■ **Challenge**
Reproduce the listing below verbatim.

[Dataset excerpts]
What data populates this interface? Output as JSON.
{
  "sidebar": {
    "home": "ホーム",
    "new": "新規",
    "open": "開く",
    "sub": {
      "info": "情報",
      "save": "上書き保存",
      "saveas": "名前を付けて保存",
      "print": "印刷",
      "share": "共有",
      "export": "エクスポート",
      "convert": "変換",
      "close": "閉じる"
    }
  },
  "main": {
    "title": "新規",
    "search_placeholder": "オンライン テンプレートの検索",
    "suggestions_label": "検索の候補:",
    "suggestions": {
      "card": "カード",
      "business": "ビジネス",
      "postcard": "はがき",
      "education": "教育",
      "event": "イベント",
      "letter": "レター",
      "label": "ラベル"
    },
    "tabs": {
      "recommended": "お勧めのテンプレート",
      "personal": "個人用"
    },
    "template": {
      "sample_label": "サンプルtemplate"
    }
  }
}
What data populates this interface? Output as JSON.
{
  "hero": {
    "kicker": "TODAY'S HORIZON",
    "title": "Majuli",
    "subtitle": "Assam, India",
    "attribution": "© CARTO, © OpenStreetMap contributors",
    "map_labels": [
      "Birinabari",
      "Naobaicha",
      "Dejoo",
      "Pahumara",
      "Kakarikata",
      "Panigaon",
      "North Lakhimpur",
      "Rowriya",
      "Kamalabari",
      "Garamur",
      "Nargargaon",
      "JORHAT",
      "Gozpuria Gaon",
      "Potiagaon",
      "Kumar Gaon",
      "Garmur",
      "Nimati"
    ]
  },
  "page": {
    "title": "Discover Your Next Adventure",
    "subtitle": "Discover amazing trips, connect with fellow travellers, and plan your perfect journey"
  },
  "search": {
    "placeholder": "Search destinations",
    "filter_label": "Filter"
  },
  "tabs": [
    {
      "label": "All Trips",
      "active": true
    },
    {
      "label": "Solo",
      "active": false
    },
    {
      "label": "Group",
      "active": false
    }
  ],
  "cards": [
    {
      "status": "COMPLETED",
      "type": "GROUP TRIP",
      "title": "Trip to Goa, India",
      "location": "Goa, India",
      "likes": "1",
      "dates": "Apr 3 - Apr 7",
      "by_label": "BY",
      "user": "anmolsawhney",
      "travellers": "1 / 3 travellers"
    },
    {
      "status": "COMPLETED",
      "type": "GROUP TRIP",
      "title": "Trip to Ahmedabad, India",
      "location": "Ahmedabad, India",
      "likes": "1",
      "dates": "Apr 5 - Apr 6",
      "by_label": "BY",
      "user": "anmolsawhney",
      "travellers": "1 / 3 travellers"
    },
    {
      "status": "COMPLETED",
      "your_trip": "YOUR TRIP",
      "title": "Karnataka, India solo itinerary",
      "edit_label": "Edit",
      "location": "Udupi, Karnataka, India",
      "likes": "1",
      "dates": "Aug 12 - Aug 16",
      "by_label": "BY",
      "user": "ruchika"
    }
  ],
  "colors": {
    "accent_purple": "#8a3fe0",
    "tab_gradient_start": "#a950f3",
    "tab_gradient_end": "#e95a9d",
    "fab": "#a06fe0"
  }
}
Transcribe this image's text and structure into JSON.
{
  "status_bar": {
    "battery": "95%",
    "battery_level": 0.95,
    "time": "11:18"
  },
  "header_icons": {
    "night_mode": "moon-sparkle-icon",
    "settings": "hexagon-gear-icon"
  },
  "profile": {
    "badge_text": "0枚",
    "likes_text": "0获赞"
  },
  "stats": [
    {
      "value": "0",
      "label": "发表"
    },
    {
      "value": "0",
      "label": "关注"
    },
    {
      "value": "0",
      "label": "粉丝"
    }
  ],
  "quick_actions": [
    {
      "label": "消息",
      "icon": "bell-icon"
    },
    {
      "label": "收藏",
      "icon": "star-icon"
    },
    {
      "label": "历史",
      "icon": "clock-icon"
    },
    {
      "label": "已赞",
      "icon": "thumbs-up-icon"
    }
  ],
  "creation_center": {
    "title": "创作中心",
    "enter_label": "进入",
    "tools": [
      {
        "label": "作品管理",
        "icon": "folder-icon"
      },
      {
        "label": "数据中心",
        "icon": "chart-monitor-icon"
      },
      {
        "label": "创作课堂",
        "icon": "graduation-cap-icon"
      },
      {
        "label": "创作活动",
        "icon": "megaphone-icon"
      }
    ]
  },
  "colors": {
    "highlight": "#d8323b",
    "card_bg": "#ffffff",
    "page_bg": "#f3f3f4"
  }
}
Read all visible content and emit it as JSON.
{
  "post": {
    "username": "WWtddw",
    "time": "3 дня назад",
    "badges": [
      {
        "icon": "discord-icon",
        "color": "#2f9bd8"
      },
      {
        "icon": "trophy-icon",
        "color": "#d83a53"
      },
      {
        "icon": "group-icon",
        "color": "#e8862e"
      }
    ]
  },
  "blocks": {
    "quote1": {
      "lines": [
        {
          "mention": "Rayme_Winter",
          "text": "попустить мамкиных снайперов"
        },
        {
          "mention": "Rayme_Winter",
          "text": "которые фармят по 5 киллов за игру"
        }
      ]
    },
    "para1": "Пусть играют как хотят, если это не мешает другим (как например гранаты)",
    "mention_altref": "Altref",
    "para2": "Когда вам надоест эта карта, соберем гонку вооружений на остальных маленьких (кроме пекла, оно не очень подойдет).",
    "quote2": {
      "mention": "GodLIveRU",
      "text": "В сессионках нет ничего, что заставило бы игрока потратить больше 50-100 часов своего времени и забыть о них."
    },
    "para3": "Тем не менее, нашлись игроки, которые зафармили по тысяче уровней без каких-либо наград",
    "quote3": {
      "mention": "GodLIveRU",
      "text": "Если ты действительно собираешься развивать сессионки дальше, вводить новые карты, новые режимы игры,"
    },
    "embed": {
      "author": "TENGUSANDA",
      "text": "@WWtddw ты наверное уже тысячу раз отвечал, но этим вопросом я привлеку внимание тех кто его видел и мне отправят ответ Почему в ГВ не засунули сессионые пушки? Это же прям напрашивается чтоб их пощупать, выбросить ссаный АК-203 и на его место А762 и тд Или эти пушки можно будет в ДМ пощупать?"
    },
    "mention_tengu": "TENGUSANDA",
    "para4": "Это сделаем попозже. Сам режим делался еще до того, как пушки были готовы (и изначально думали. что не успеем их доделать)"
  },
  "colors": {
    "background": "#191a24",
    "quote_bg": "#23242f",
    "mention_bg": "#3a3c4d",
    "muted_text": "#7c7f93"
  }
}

■ **Task output**
What data populates this interface? Output as JSON.
{
  "sidebar": {
    "home": "ホーム",
    "new": "新規",
    "open": "開く",
    "sub": {
      "info": "情報",
      "save": "上書き保存",
      "saveas": "名前を付けて保存",
      "print": "印刷",
      "share": "共有",
      "export": "エクスポート",
      "convert": "変換",
      "close": "閉じる"
    }
  },
  "main": {
    "title": "新規",
    "search_placeholder": "オンライン テンプレートの検索",
    "suggestions_label": "検索の候補:",
    "suggestions": {
      "card": "カード",
      "business": "ビジネス",
      "postcard": "はがき",
      "education": "教育",
      "event": "イベント",
      "letter": "レター",
      "label": "ラベル"
    },
    "tabs": {
      "recommended": "お勧めのテンプレート",
      "personal": "個人用"
    },
    "template": {
      "sample_label": "サンプルtemplate"
    }
  }
}
What data populates this interface? Output as JSON.
{
  "hero": {
    "kicker": "TODAY'S HORIZON",
    "title": "Majuli",
    "subtitle": "Assam, India",
    "attribution": "© CARTO, © OpenStreetMap contributors",
    "map_labels": [
      "Birinabari",
      "Naobaicha",
      "Dejoo",
      "Pahumara",
      "Kakarikata",
      "Panigaon",
      "North Lakhimpur",
      "Rowriya",
      "Kamalabari",
      "Garamur",
      "Nargargaon",
      "JORHAT",
      "Gozpuria Gaon",
      "Potiagaon",
      "Kumar Gaon",
      "Garmur",
      "Nimati"
    ]
  },
  "page": {
    "title": "Discover Your Next Adventure",
    "subtitle": "Discover amazing trips, connect with fellow travellers, and plan your perfect journey"
  },
  "search": {
    "placeholder": "Search destinations",
    "filter_label": "Filter"
  },
  "tabs": [
    {
      "label": "All Trips",
      "active": true
    },
    {
      "label": "Solo",
      "active": false
    },
    {
      "label": "Group",
      "active": false
    }
  ],
  "cards": [
    {
      "status": "COMPLETED",
      "type": "GROUP TRIP",
      "title": "Trip to Goa, India",
      "location": "Goa, India",
      "likes": "1",
      "dates": "Apr 3 - Apr 7",
      "by_label": "BY",
      "user": "anmolsawhney",
      "travellers": "1 / 3 travellers"
    },
    {
      "status": "COMPLETED",
      "type": "GROUP TRIP",
      "title": "Trip to Ahmedabad, India",
      "location": "Ahmedabad, India",
      "likes": "1",
      "dates": "Apr 5 - Apr 6",
      "by_label": "BY",
      "user": "anmolsawhney",
      "travellers": "1 / 3 travellers"
    },
    {
      "status": "COMPLETED",
      "your_trip": "YOUR TRIP",
      "title": "Karnataka, India solo itinerary",
      "edit_label": "Edit",
      "location": "Udupi, Karnataka, India",
      "likes": "1",
      "dates": "Aug 12 - Aug 16",
      "by_label": "BY",
      "user": "ruchika"
    }
  ],
  "colors": {
    "accent_purple": "#8a3fe0",
    "tab_gradient_start": "#a950f3",
    "tab_gradient_end": "#e95a9d",
    "fab": "#a06fe0"
  }
}
Transcribe this image's text and structure into JSON.
{
  "status_bar": {
    "battery": "95%",
    "battery_level": 0.95,
    "time": "11:18"
  },
  "header_icons": {
    "night_mode": "moon-sparkle-icon",
    "settings": "hexagon-gear-icon"
  },
  "profile": {
    "badge_text": "0枚",
    "likes_text": "0获赞"
  },
  "stats": [
    {
      "value": "0",
      "label": "发表"
    },
    {
      "value": "0",
      "label": "关注"
    },
    {
      "value": "0",
      "label": "粉丝"
    }
  ],
  "quick_actions": [
    {
      "label": "消息",
      "icon": "bell-icon"
    },
    {
      "label": "收藏",
      "icon": "star-icon"
    },
    {
      "label": "历史",
      "icon": "clock-icon"
    },
    {
      "label": "已赞",
      "icon": "thumbs-up-icon"
    }
  ],
  "creation_center": {
    "title": "创作中心",
    "enter_label": "进入",
    "tools": [
      {
        "label": "作品管理",
        "icon": "folder-icon"
      },
      {
        "label": "数据中心",
        "icon": "chart-monitor-icon"
      },
      {
        "label": "创作课堂",
        "icon": "graduation-cap-icon"
      },
      {
        "label": "创作活动",
        "icon": "megaphone-icon"
      }
    ]
  },
  "colors": {
    "highlight": "#d8323b",
    "card_bg": "#ffffff",
    "page_bg": "#f3f3f4"
  }
}
Read all visible content and emit it as JSON.
{
  "post": {
    "username": "WWtddw",
    "time": "3 дня назад",
    "badges": [
      {
        "icon": "discord-icon",
        "color": "#2f9bd8"
      },
      {
        "icon": "trophy-icon",
        "color": "#d83a53"
      },
      {
        "icon": "group-icon",
        "color": "#e8862e"
      }
    ]
  },
  "blocks": {
    "quote1": {
      "lines": [
        {
          "mention": "Rayme_Winter",
          "text": "попустить мамкиных снайперов"
        },
        {
          "mention": "Rayme_Winter",
          "text": "которые фармят по 5 киллов за игру"
        }
      ]
    },
    "para1": "Пусть играют как хотят, если это не мешает другим (как например гранаты)",
    "mention_altref": "Altref",
    "para2": "Когда вам надоест эта карта, соберем гонку вооружений на остальных маленьких (кроме пекла, оно не очень подойдет).",
    "quote2": {
      "mention": "GodLIveRU",
      "text": "В сессионках нет ничего, что заставило бы игрока потратить больше 50-100 часов своего времени и забыть о них."
    },
    "para3": "Тем не менее, нашлись игроки, которые зафармили по тысяче уровней без каких-либо наград",
    "quote3": {
      "mention": "GodLIveRU",
      "text": "Если ты действительно собираешься развивать сессионки дальше, вводить новые карты, новые режимы игры,"
    },
    "embed": {
      "author": "TENGUSANDA",
      "text": "@WWtddw ты наверное уже тысячу раз отвечал, но этим вопросом я привлеку внимание тех кто его видел и мне отправят ответ Почему в ГВ не засунули сессионые пушки? Это же прям напрашивается чтоб их пощупать, выбросить ссаный АК-203 и на его место А762 и тд Или эти пушки можно будет в ДМ пощупать?"
    },
    "mention_tengu": "TENGUSANDA",
    "para4": "Это сделаем попозже. Сам режим делался еще до того, как пушки были готовы (и изначально думали. что не успеем их доделать)"
  },
  "colors": {
    "background": "#191a24",
    "quote_bg": "#23242f",
    "mention_bg": "#3a3c4d",
    "muted_text": "#7c7f93"
  }
}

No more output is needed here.